>> BEGIN
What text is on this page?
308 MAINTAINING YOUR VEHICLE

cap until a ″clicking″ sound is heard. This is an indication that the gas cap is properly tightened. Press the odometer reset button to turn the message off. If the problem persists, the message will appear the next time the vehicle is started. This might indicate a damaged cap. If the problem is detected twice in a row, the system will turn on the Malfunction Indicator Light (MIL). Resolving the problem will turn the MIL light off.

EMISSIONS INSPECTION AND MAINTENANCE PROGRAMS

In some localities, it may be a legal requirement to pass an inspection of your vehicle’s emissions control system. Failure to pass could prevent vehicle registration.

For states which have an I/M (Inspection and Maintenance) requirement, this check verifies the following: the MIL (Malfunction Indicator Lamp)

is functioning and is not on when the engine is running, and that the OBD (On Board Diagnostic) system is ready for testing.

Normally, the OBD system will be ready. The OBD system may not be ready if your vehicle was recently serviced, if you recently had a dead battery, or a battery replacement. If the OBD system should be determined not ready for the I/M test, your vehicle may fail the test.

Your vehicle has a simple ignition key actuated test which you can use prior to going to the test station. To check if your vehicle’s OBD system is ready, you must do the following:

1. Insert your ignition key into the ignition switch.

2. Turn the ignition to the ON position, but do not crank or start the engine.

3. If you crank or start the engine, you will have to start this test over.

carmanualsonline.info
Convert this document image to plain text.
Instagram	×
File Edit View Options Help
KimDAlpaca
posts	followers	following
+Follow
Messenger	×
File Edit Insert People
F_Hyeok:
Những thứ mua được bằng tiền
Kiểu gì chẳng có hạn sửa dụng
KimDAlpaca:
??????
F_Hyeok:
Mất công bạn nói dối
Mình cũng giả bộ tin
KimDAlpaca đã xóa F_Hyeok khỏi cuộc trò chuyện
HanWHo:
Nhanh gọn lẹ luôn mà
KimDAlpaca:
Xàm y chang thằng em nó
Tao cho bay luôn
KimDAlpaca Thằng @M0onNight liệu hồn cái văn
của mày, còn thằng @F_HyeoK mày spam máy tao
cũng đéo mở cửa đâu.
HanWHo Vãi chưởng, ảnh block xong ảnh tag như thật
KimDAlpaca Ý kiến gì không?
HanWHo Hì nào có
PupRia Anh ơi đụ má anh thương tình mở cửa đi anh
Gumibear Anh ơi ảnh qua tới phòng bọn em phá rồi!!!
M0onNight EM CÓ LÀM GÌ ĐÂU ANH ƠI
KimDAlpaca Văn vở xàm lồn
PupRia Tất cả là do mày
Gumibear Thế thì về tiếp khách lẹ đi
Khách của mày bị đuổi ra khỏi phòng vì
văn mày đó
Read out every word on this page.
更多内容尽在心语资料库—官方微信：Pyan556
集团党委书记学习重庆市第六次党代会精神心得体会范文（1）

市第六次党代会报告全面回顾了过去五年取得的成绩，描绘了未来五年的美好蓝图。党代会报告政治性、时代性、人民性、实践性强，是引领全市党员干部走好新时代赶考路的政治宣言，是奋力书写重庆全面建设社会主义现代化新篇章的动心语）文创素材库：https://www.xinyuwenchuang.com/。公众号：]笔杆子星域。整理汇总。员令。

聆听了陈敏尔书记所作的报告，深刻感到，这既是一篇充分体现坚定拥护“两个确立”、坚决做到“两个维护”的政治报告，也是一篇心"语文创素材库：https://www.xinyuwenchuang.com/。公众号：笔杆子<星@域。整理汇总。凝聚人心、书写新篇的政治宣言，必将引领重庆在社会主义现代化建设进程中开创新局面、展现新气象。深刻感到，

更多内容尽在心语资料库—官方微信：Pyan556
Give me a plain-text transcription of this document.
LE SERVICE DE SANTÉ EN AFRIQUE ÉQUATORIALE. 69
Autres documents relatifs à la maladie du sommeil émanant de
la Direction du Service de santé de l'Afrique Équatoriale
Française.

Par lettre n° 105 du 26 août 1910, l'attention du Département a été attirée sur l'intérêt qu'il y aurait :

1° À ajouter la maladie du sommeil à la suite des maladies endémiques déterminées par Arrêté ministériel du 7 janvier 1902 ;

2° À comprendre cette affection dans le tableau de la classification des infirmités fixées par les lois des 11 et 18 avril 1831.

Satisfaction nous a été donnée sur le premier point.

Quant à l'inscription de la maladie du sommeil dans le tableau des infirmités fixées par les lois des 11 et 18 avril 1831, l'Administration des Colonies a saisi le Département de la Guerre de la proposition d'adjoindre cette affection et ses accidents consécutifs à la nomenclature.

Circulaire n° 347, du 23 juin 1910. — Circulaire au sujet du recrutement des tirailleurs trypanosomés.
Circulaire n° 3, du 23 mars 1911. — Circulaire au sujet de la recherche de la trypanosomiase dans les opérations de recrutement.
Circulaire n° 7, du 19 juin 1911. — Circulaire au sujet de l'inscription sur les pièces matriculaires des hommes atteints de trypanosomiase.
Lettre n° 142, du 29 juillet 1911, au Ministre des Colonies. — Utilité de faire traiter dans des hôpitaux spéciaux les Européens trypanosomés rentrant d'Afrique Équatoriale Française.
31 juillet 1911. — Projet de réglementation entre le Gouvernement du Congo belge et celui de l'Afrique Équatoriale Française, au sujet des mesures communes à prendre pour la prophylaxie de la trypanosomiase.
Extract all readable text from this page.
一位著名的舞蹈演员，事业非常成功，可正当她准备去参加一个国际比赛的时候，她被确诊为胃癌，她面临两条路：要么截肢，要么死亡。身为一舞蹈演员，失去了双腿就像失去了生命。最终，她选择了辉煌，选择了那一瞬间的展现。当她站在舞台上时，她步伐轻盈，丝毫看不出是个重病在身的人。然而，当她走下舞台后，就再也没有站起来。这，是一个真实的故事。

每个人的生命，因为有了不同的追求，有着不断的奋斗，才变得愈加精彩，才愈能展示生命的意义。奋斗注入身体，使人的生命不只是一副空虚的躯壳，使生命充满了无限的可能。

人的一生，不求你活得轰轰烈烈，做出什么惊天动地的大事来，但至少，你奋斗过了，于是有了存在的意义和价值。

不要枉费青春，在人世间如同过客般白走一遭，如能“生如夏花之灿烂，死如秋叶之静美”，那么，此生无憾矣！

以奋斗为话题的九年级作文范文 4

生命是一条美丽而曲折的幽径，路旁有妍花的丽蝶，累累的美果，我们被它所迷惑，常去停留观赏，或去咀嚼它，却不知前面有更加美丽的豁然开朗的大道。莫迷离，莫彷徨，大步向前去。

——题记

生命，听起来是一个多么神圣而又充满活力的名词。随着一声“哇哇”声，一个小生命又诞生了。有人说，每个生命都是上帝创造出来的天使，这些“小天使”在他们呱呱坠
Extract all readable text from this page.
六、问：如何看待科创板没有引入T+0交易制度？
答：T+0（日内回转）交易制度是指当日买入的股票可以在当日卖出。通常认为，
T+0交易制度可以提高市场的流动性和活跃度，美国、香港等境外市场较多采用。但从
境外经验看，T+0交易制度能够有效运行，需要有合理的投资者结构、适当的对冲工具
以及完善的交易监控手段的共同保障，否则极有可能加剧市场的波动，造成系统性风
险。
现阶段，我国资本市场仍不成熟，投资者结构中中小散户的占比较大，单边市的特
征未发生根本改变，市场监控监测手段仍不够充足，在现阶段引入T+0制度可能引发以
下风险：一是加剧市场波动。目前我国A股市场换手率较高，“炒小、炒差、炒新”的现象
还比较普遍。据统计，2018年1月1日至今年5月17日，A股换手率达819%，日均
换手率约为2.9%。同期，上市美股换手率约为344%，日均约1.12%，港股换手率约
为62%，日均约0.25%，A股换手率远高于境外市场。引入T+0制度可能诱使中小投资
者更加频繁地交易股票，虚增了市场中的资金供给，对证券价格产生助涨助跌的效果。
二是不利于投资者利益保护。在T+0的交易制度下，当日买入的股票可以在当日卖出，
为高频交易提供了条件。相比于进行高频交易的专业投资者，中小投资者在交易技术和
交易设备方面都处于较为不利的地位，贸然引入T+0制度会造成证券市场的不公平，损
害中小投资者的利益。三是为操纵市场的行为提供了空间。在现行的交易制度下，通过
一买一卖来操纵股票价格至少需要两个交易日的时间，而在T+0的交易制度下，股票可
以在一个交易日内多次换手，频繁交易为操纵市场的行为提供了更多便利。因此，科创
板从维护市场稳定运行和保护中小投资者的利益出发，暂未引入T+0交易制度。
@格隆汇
>> END
_TASK OBJECTIVE:_
Return every line from the records above that holds the word "avril".

_OUTPUT FOR THIS EXERCISE:_
2° À comprendre cette affection dans le tableau de la classification des infirmités fixées par les lois des 11 et 18 avril 1831.
Quant à l'inscription de la maladie du sommeil dans le tableau des infirmités fixées par les lois des 11 et 18 avril 1831, l'Administration des Colonies a saisi le Département de la Guerre de la proposition d'adjoindre cette affection et ses accidents consécutifs à la nomenclature.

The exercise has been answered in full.